::: DATASET ROWS :::
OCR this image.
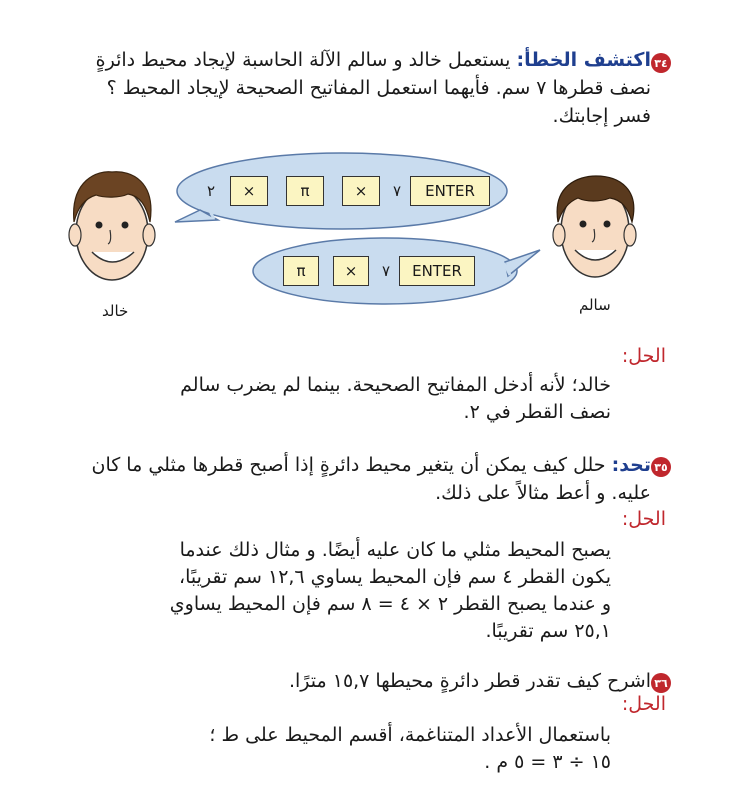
٣٤
اكتشف الخطأ: يستعمل خالد و سالم الآلة الحاسبة لإيجاد محيط دائرةٍ نصف قطرها ٧ سم. فأيهما استعمل المفاتيح الصحيحة لإيجاد المحيط ؟ فسر إجابتك.
٢	×	π	×	٧	ENTER
π	×	٧	ENTER
خالد	سالم
الحل:
خالد؛ لأنه أدخل المفاتيح الصحيحة. بينما لم يضرب سالم
نصف القطر في ٢.
٣٥
تحد: حلل كيف يمكن أن يتغير محيط دائرةٍ إذا أصبح قطرها مثلي ما كان عليه. و أعط مثالاً على ذلك.
الحل:
يصبح المحيط مثلي ما كان عليه أيضًا. و مثال ذلك عندما
يكون القطر ٤ سم فإن المحيط يساوي ١٢,٦ سم تقريبًا،
و عندما يصبح القطر ٢ × ٤ = ٨ سم فإن المحيط يساوي
٢٥,١ سم تقريبًا.
٣٦
اشرح كيف تقدر قطر دائرةٍ محيطها ١٥,٧ مترًا.
الحل:
باستعمال الأعداد المتناغمة، أقسم المحيط على ط ؛
١٥ ÷ ٣ = ٥ م .
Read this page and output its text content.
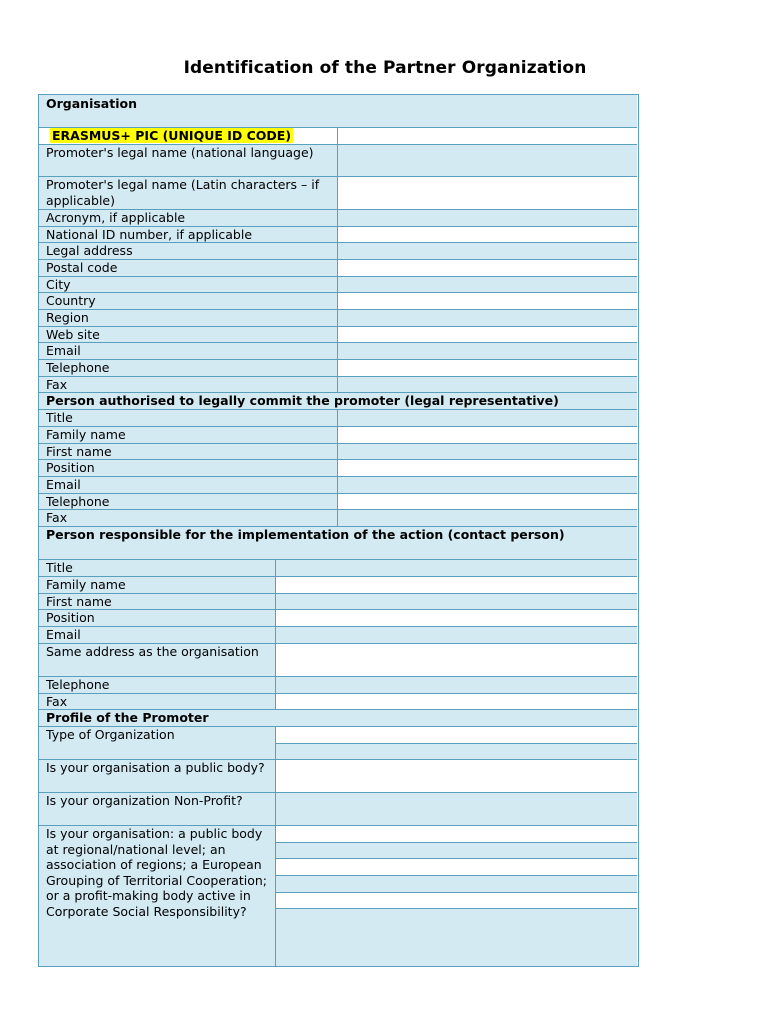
Identification of the Partner Organization
Organisation
ERASMUS+ PIC (UNIQUE ID CODE)
Promoter's legal name (national language)
Promoter's legal name (Latin characters – if applicable)
Acronym, if applicable
National ID number, if applicable
Legal address
Postal code
City
Country
Region
Web site
Email
Telephone
Fax
Person authorised to legally commit the promoter (legal representative)
Title
Family name
First name
Position
Email
Telephone
Fax
Person responsible for the implementation of the action (contact person)
Title
Family name
First name
Position
Email
Same address as the organisation
Telephone
Fax
Profile of the Promoter
Type of Organization
Is your organisation a public body?
Is your organization Non-Profit?
Is your organisation: a public body at regional/national level; an association of regions; a European Grouping of Territorial Cooperation; or a profit-making body active in Corporate Social Responsibility?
:::
GIVEN REQUEST = Copy each line above that contains the word "سالم".

PROBLEM SOLUTION =
اكتشف الخطأ: يستعمل خالد و سالم الآلة الحاسبة لإيجاد محيط دائرةٍ نصف قطرها ٧ سم. فأيهما استعمل المفاتيح الصحيحة لإيجاد المحيط ؟ فسر إجابتك.
خالد	سالم
خالد؛ لأنه أدخل المفاتيح الصحيحة. بينما لم يضرب سالم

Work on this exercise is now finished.